Filter these entries, keeping only lines that hold the word "Observed".

>> begin

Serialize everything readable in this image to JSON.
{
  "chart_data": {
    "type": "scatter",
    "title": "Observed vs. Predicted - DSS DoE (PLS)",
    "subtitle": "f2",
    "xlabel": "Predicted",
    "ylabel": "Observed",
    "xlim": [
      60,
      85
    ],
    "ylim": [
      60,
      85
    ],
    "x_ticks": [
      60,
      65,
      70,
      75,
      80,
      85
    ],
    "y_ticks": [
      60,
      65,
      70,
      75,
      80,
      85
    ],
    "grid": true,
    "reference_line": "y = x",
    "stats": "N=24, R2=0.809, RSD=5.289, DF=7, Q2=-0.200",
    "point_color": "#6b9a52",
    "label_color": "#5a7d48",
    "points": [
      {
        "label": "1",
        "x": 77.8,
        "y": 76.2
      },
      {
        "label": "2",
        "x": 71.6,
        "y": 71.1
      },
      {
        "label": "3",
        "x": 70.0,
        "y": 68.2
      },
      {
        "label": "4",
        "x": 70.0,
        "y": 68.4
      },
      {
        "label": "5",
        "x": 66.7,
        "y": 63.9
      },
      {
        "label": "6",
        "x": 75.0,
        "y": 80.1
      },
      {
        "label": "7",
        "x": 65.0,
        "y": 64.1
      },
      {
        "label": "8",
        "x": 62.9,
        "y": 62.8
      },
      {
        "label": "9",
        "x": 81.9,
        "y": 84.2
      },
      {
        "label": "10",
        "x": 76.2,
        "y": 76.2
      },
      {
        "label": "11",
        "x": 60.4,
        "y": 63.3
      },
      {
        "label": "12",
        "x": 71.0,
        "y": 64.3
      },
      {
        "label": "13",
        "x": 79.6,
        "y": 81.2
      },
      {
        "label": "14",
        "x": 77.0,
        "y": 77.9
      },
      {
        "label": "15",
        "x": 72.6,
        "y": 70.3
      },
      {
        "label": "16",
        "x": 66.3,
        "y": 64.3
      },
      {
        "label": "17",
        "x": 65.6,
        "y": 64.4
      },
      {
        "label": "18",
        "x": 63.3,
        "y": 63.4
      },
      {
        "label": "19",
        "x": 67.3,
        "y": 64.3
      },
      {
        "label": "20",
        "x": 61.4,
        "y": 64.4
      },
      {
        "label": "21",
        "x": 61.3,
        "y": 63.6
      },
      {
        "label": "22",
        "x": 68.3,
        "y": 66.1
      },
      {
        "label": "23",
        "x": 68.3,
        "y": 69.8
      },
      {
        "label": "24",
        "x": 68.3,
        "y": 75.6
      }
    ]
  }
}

>> end

EXPECTED ANSWER:
    "title": "Observed vs. Predicted - DSS DoE (PLS)",
    "ylabel": "Observed",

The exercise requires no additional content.